(PASSAGE Opens)

How Do We Read?

Reading is a complex cognitive process of decoding symbols to construct meaning. In addition to talking about reading books and texts, we also refer to other types of reading such as reading music, reading the time, reading a map.  In all cases, multiple cognitive processes are involved to make meaning from symbolic visual representations.

The following components are necessary in order to learn to read fluently and with understanding, all of which will be described in greater detail throughout the module:

  • Print Awareness
  • Phonological Awareness
  • Phonemic Awareness
  • Letter-Sound Correspondence
  • Fluency
  • Vocabulary
  • Comprehension

Contrary to oral language skills, these reading skills must be taught, as they are not a natural part of human development. For a description of the developmental milestones for reading, see pages 75-79 of the document Foundations for Literacy: An Evidence-Based Toolkit for the Effective Reading and Writing Teacher. Click here to access this document.

Primary students reading on a bench

What Do Students with LDs Need to Read?

“All children need instruction, but some children need substantial amounts of truly high-quality teaching to learn to read and write alongside their peers. What all children need, and some need more of, is models, explanations and demonstrations of how reading is accomplished.” [1]

To teach students with learning disabilities (LDs) to read, the strategies and approaches may be no different from those used for the rest of the class. However, students with LDs often require more support, more intensive and overt instruction, and more time to master the skills [2].

(PASSAGE Closes)

→ **TASK PROMPT**
Write the next part of the passage on how we read, beginning right after its final sentence. The rows have no connection to the passage on how we read.

(INFORMATION GIVEN Opens)

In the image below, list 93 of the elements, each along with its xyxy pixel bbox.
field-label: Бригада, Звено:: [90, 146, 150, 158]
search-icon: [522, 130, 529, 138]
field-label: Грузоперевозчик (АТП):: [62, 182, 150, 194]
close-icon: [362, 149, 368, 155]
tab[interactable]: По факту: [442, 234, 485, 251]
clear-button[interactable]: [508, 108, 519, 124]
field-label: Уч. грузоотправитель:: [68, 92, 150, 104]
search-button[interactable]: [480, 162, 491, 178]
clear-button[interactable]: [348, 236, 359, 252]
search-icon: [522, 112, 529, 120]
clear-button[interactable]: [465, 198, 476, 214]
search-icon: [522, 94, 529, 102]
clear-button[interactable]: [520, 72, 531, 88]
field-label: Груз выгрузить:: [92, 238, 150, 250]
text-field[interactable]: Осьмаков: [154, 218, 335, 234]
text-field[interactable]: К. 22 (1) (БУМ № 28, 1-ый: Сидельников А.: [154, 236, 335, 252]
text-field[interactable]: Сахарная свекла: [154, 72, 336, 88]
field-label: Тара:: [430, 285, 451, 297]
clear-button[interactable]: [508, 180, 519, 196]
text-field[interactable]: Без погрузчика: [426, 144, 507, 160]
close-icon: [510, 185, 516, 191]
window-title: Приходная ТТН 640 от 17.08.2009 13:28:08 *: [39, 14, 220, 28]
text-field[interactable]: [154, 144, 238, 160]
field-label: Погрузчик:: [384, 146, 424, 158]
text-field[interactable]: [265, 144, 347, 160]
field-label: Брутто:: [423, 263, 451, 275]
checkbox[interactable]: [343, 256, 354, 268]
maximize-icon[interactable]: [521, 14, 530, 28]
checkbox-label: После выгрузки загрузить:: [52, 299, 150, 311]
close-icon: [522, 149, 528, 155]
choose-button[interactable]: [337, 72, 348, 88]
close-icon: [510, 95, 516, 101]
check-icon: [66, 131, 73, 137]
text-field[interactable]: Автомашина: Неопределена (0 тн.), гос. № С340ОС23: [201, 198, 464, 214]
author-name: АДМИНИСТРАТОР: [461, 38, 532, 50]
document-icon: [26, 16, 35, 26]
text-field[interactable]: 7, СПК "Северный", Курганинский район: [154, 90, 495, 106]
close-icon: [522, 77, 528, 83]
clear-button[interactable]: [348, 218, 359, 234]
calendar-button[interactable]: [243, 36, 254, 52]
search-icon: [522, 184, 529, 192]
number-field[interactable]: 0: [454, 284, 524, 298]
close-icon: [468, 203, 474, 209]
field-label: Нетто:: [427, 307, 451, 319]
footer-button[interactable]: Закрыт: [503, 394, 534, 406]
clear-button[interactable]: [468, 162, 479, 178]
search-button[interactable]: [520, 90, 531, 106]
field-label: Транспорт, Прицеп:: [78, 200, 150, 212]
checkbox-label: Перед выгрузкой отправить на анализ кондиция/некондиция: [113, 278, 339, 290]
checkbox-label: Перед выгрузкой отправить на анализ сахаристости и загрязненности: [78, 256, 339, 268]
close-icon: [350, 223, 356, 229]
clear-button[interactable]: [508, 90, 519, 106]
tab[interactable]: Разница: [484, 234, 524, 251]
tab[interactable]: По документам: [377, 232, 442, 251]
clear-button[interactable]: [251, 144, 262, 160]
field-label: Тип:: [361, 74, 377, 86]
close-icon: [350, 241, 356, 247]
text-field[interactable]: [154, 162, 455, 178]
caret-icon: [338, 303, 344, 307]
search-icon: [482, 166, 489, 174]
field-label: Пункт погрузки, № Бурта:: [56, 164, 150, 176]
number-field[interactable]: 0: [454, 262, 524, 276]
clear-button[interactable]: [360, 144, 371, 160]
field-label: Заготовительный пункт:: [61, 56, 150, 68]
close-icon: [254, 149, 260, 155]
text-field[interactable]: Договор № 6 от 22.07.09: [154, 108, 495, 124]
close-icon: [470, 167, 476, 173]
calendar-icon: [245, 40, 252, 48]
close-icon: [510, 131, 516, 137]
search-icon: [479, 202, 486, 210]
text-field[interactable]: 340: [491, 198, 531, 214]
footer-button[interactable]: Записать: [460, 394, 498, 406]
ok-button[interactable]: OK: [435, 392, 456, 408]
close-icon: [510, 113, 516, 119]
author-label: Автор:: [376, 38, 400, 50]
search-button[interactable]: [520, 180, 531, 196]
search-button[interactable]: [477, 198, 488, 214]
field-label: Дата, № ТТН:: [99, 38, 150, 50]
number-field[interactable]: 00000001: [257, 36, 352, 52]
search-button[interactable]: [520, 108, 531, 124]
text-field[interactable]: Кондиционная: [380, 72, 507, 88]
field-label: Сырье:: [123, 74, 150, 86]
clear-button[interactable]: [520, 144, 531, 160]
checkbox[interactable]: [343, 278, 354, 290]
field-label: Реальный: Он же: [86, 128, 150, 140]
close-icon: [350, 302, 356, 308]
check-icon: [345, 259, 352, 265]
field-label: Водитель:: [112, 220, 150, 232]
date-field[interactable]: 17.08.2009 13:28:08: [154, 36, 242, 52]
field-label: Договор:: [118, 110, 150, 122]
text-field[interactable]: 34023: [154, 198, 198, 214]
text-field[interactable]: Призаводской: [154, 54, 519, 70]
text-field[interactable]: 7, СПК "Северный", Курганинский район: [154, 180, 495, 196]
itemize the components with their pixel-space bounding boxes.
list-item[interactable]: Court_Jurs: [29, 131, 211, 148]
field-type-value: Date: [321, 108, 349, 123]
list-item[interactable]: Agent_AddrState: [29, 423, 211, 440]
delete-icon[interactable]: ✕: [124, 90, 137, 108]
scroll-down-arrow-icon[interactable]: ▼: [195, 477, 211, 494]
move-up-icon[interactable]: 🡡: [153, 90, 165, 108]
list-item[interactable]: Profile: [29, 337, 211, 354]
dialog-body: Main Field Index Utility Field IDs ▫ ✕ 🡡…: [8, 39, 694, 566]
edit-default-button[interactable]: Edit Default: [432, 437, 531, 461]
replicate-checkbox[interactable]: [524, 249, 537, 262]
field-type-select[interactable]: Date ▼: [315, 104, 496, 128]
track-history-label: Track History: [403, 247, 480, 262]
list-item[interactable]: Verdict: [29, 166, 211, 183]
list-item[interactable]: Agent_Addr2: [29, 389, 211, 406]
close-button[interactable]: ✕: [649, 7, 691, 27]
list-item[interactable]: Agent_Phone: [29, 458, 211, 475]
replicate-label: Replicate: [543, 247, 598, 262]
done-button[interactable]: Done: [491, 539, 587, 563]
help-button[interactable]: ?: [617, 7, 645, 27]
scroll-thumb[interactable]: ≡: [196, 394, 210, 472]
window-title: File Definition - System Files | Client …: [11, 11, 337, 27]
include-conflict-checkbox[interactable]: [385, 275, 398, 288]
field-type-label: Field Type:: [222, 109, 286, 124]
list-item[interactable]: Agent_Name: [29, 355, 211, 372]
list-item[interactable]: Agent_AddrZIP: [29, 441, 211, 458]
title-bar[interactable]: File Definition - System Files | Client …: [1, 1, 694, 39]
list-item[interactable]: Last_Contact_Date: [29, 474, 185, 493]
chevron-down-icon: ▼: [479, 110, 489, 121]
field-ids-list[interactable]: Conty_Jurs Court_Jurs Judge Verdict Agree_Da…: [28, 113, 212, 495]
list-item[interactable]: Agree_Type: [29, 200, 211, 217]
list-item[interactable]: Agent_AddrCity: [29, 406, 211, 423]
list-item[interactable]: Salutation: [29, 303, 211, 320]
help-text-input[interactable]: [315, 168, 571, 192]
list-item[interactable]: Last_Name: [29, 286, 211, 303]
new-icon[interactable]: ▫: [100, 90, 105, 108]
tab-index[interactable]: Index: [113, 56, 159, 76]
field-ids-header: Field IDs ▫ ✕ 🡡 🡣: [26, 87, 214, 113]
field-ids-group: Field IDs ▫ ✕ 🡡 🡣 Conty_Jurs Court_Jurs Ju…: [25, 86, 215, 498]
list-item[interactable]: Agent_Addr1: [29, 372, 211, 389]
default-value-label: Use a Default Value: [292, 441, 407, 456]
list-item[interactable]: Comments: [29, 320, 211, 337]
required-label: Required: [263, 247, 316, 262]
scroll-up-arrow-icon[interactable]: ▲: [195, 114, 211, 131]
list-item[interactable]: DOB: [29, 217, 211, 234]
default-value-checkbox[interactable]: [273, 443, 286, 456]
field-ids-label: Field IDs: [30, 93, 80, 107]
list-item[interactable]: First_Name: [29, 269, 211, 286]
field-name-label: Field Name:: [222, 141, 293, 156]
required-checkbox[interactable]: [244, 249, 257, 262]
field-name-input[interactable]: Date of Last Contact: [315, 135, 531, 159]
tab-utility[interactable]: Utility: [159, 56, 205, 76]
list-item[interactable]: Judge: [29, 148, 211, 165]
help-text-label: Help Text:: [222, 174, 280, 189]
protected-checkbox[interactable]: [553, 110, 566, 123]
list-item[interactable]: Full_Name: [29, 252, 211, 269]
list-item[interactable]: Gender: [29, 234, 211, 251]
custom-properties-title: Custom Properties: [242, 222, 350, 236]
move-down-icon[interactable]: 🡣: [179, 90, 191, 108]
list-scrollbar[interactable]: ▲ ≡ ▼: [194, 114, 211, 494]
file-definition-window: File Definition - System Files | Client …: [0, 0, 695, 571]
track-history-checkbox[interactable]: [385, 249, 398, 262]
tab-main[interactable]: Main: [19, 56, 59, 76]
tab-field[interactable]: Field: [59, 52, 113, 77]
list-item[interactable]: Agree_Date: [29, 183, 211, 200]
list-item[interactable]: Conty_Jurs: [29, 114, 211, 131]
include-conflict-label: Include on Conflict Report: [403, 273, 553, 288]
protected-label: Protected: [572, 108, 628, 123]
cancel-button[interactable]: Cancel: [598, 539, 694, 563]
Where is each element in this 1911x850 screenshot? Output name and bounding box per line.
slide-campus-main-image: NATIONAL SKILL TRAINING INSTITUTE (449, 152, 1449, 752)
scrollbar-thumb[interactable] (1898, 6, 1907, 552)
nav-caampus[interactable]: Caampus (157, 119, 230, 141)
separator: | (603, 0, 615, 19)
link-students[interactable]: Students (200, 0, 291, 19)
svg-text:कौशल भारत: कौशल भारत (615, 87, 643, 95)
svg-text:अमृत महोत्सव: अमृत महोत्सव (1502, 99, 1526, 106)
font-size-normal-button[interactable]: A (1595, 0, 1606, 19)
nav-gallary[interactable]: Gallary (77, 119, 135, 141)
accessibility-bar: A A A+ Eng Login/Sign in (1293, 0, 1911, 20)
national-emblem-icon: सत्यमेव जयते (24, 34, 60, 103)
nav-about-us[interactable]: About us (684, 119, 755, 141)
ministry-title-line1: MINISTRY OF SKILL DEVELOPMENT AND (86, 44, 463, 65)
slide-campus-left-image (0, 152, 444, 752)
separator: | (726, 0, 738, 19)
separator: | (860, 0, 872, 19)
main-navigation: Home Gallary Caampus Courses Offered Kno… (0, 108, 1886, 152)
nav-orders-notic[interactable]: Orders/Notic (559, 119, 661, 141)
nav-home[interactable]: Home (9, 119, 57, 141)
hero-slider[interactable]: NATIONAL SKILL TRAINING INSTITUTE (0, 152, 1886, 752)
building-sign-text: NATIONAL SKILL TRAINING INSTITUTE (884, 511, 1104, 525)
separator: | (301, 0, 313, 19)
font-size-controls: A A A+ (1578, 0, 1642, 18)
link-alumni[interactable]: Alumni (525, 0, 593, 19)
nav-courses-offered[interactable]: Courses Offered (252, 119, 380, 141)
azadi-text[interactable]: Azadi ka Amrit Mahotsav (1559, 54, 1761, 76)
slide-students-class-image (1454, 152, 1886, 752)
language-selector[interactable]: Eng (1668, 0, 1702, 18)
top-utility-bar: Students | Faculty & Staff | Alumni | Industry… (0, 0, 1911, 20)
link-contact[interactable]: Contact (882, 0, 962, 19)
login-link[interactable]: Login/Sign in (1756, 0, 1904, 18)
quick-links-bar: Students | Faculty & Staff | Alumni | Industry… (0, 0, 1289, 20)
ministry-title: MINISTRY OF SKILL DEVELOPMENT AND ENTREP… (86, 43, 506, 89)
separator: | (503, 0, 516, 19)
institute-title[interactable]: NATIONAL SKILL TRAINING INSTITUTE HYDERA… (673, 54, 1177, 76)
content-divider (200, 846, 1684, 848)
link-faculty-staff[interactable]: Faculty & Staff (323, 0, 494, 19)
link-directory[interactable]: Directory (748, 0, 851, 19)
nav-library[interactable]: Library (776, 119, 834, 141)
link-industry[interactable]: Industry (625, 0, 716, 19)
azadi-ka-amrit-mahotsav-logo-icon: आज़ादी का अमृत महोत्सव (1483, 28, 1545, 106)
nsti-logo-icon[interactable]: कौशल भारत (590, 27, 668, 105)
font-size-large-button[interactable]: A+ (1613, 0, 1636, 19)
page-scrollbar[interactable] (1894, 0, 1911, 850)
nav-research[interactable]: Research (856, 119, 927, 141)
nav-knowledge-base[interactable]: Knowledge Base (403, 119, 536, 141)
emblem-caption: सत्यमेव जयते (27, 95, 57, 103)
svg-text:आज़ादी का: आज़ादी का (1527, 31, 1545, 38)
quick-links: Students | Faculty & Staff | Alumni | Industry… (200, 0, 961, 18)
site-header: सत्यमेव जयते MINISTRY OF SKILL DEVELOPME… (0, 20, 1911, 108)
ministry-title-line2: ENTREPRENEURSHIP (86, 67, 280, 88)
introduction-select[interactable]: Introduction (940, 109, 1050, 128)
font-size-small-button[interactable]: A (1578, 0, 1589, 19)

(INFORMATION GIVEN Closes)

→ **ANSWER SECTION**
The following guiding principles from the Ministry of Education document, Education for All: The Report of the Expert Panel on Literacy and Numeracy Instruction for Students with Special Education Needs, Kindergarten to Grade 6 [3], are relevant for teaching reading to students with LDs.

  • Instruction should be varied, balanced, and delivered systematically, explicitly, and with sufficient intensity and duration.
  • Foundational skills (e.g. decoding) and conceptual skills (e.g. comprehension) should be taught concurrently.
  • Ongoing assessment is critical for improving instruction.
  • Early assessment of children at risk is important for providing instruction that prevents later learning difficulties*.

*Note that learning disabilities are neurobiological in nature and therefore are lifelong and cannot be prevented. However, the extent to which they impair learning and skill development can be mediated by effective instruction.

For more detailed information on LDs and their impact on reading, continue to the next section of this module.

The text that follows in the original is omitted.